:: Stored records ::
┄┄┄┄┄┄┄┄┄┄

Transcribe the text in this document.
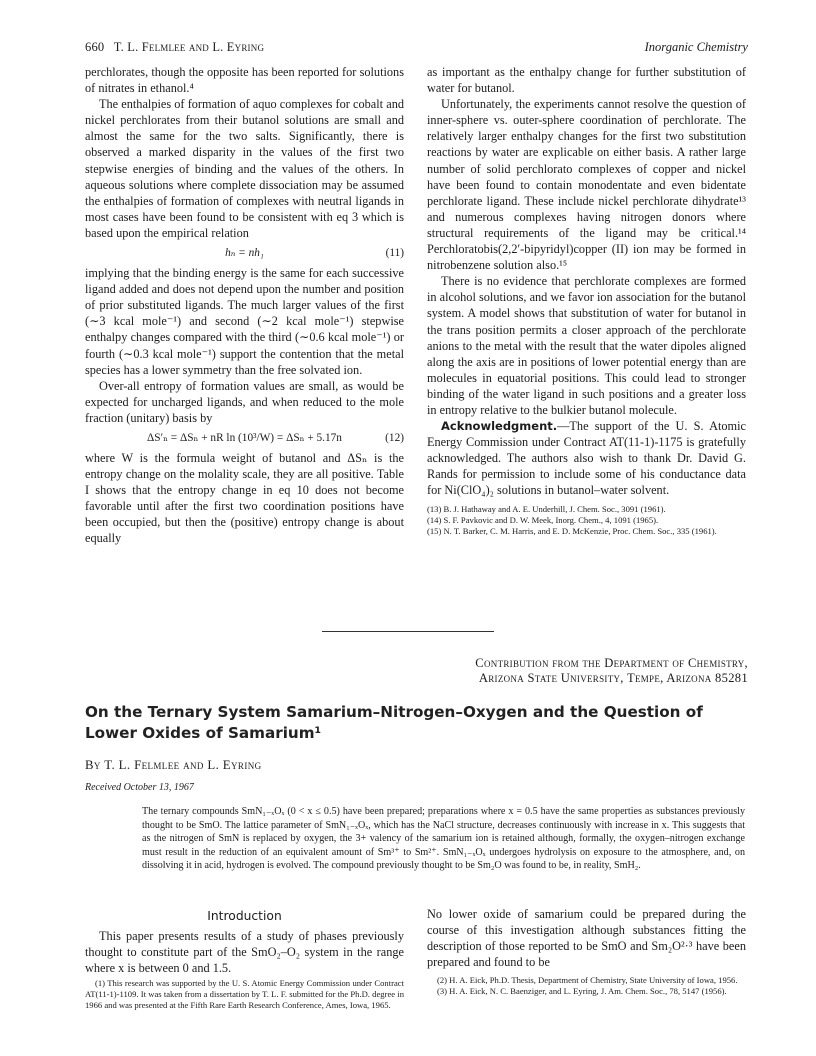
660 T. L. Felmlee and L. Eyring	Inorganic Chemistry

perchlorates, though the opposite has been reported for solutions of nitrates in ethanol.⁴

The enthalpies of formation of aquo complexes for cobalt and nickel perchlorates from their butanol solutions are small and almost the same for the two salts. Significantly, there is observed a marked disparity in the values of the first two stepwise energies of binding and the values of the others. In aqueous solutions where complete dissociation may be assumed the enthalpies of formation of complexes with neutral ligands in most cases have been found to be consistent with eq 3 which is based upon the empirical relation

hₙ = nh₁	(11)

implying that the binding energy is the same for each successive ligand added and does not depend upon the number and position of prior substituted ligands. The much larger values of the first (∼3 kcal mole⁻¹) and second (∼2 kcal mole⁻¹) stepwise enthalpy changes compared with the third (∼0.6 kcal mole⁻¹) or fourth (∼0.3 kcal mole⁻¹) support the contention that the metal species has a lower symmetry than the free solvated ion.

Over-all entropy of formation values are small, as would be expected for uncharged ligands, and when reduced to the mole fraction (unitary) basis by

ΔS′ₙ = ΔSₙ + nR ln (10³/W) = ΔSₙ + 5.17n	(12)

where W is the formula weight of butanol and ΔSₙ is the entropy change on the molality scale, they are all positive. Table I shows that the entropy change in eq 10 does not become favorable until after the first two coordination positions have been occupied, but then the (positive) entropy change is about equally

as important as the enthalpy change for further substitution of water for butanol.

Unfortunately, the experiments cannot resolve the question of inner-sphere vs. outer-sphere coordination of perchlorate. The relatively larger enthalpy changes for the first two substitution reactions by water are explicable on either basis. A rather large number of solid perchlorato complexes of copper and nickel have been found to contain monodentate and even bidentate perchlorate ligand. These include nickel perchlorate dihydrate¹³ and numerous complexes having nitrogen donors where structural requirements of the ligand may be critical.¹⁴ Perchloratobis(2,2′-bipyridyl)copper (II) ion may be formed in nitrobenzene solution also.¹⁵

There is no evidence that perchlorate complexes are formed in alcohol solutions, and we favor ion association for the butanol system. A model shows that substitution of water for butanol in the trans position permits a closer approach of the perchlorate anions to the metal with the result that the water dipoles aligned along the axis are in positions of lower potential energy than are molecules in equatorial positions. This could lead to stronger binding of the water ligand in such positions and a greater loss in entropy relative to the bulkier butanol molecule.

Acknowledgment.—The support of the U. S. Atomic Energy Commission under Contract AT(11-1)-1175 is gratefully acknowledged. The authors also wish to thank Dr. David G. Rands for permission to include some of his conductance data for Ni(ClO₄)₂ solutions in butanol–water solvent.

(13) B. J. Hathaway and A. E. Underhill, J. Chem. Soc., 3091 (1961).

(14) S. F. Pavkovic and D. W. Meek, Inorg. Chem., 4, 1091 (1965).

(15) N. T. Barker, C. M. Harris, and E. D. McKenzie, Proc. Chem. Soc., 335 (1961).

Contribution from the Department of Chemistry,
Arizona State University, Tempe, Arizona 85281
On the Ternary System Samarium–Nitrogen–Oxygen and the Question of Lower Oxides of Samarium¹
By T. L. Felmlee and L. Eyring
Received October 13, 1967

The ternary compounds SmN₁₋ₓOₓ (0 < x ≤ 0.5) have been prepared; preparations where x = 0.5 have the same properties as substances previously thought to be SmO. The lattice parameter of SmN₁₋ₓOₓ, which has the NaCl structure, decreases continuously with increase in x. This suggests that as the nitrogen of SmN is replaced by oxygen, the 3+ valency of the samarium ion is retained although, formally, the oxygen–nitrogen exchange must result in the reduction of an equivalent amount of Sm³⁺ to Sm²⁺. SmN₁₋ₓOₓ undergoes hydrolysis on exposure to the atmosphere, and, on dissolving it in acid, hydrogen is evolved. The compound previously thought to be Sm₂O was found to be, in reality, SmH₂.

Introduction

This paper presents results of a study of phases previously thought to constitute part of the SmO₂–O₂ system in the range where x is between 0 and 1.5.

(1) This research was supported by the U. S. Atomic Energy Commission under Contract AT(11-1)-1109. It was taken from a dissertation by T. L. F. submitted for the Ph.D. degree in 1966 and was presented at the Fifth Rare Earth Research Conference, Ames, Iowa, 1965.

No lower oxide of samarium could be prepared during the course of this investigation although substances fitting the description of those reported to be SmO and Sm₂O²·³ have been prepared and found to be

(2) H. A. Eick, Ph.D. Thesis, Department of Chemistry, State University of Iowa, 1956.

(3) H. A. Eick, N. C. Baenziger, and L. Eyring, J. Am. Chem. Soc., 78, 5147 (1956).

┄┄┄┄┄┄┄┄┄┄

:: Instructions for the task ::
Reply with the number of lines in the data that include the string "Felmlee" and nothing else.

:: Response to the exercise ::
2